WORK TO BE COMPLETED> Without pictures, repeat exactly the lines from the one containing "Parse this screenshot: output" through the end of the entries.

(Data entries)
========================
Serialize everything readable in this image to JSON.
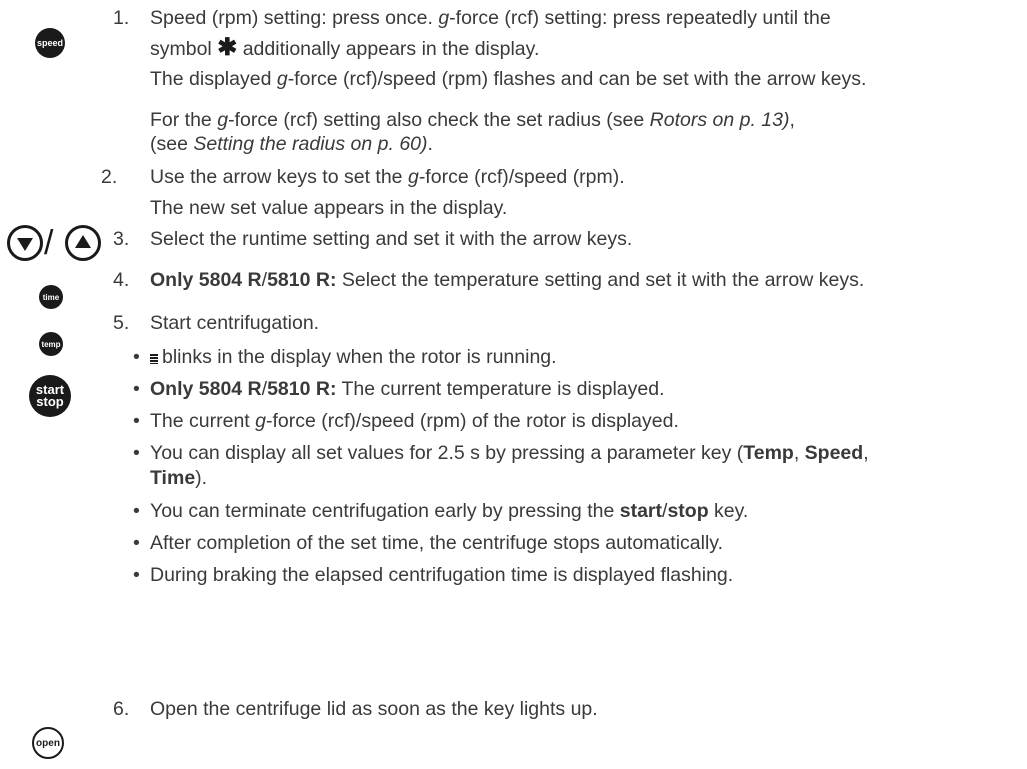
{
  "keys": {
    "speed": "speed",
    "arrow_down": "down arrow key",
    "arrow_up": "up arrow key",
    "arrow_slash": "/",
    "time": "time",
    "temp": "temp",
    "start": "start",
    "stop": "stop",
    "open": "open"
  },
  "steps": {
    "s1": {
      "num": "1.",
      "a1": "Speed (rpm) setting: press once. ",
      "a2": "g",
      "a3": "-force (rcf) setting: press repeatedly until the",
      "b1": "symbol ",
      "b_symbol": "✱",
      "b2": " additionally appears in the display.",
      "c1": "The displayed ",
      "c2": "g",
      "c3": "-force (rcf)/speed (rpm) flashes and can be set with the arrow keys.",
      "d1": "For the ",
      "d2": "g",
      "d3": "-force (rcf) setting also check the set radius (see ",
      "d4": "Rotors on p. 13)",
      "d5": ",",
      "e1": "(see ",
      "e2": "Setting the radius on p. 60)",
      "e3": "."
    },
    "s2": {
      "num": "2.",
      "a1": "Use the arrow keys to set the ",
      "a2": "g",
      "a3": "-force (rcf)/speed (rpm).",
      "b": "The new set value appears in the display."
    },
    "s3": {
      "num": "3.",
      "text": " Select the runtime setting and set it with the arrow keys."
    },
    "s4": {
      "num": "4.",
      "bold": "Only 5804 R",
      "slash": "/",
      "bold2": "5810 R:",
      "rest": " Select the temperature setting and set it with the arrow keys."
    },
    "s5": {
      "num": "5.",
      "text": "Start centrifugation.",
      "bullet": "•",
      "b1": "blinks in the display when the rotor is running.",
      "b2_bold": "Only 5804 R",
      "b2_slash": "/",
      "b2_bold2": "5810 R:",
      "b2_rest": " The current temperature is displayed.",
      "b3_1": "The current ",
      "b3_2": "g",
      "b3_3": "-force (rcf)/speed (rpm) of the rotor is displayed.",
      "b4_1": "You can display all set values for 2.5 s by pressing a parameter key (",
      "b4_temp": "Temp",
      "b4_c1": ", ",
      "b4_speed": "Speed",
      "b4_c2": ",",
      "b4_time": "Time",
      "b4_end": ").",
      "b5_1": "You can terminate centrifugation early by pressing the ",
      "b5_start": "start",
      "b5_slash": "/",
      "b5_stop": "stop",
      "b5_end": " key.",
      "b6": "After completion of the set time, the centrifuge stops automatically.",
      "b7": "During braking the elapsed centrifugation time is displayed flashing."
    },
    "s6": {
      "num": "6.",
      "text": "Open the centrifuge lid as soon as the key lights up."
    }
  }
}
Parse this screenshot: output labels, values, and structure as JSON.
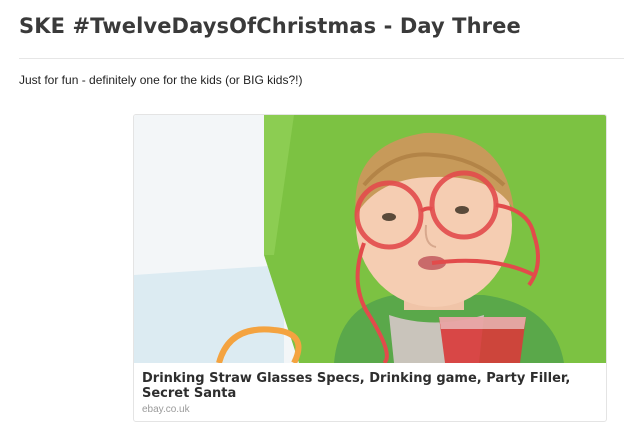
{
  "post": {
    "title": "SKE #TwelveDaysOfChristmas - Day Three",
    "body": "Just for fun - definitely one for the kids (or BIG kids?!)"
  },
  "link_card": {
    "title": "Drinking Straw Glasses Specs, Drinking game, Party Filler, Secret Santa",
    "source": "ebay.co.uk",
    "image_subject": "boy-wearing-straw-glasses"
  },
  "colors": {
    "title_text": "#3a3a3a",
    "background_green": "#7cc242",
    "straw_red": "#e24b4b",
    "straw_orange": "#f4a340"
  }
}
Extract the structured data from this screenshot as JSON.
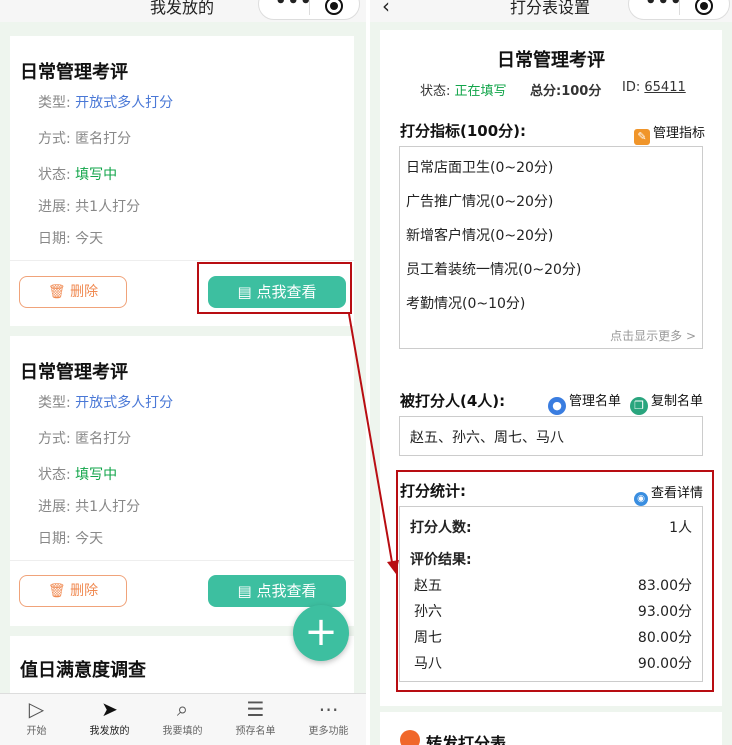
========================
WRITTEN ANSWER>
Parse this screenshot: output labels, values, and structure as JSON.
{
  "post": {
    "title": "SKE #TwelveDaysOfChristmas - Day Three",
    "body": "Just for fun - definitely one for the kids (or BIG kids?!)"
  },
  "link_card": {
    "title": "Drinking Straw Glasses Specs, Drinking game, Party Filler, Secret Santa",
    "source": "ebay.co.uk",
    "image_subject": "boy-wearing-straw-glasses"
  },
  "colors": {
    "title_text": "#3a3a3a",
    "background_green": "#7cc242",
    "straw_red": "#e24b4b",
    "straw_orange": "#f4a340"
  }
}
Extract the structured data from this screenshot as JSON.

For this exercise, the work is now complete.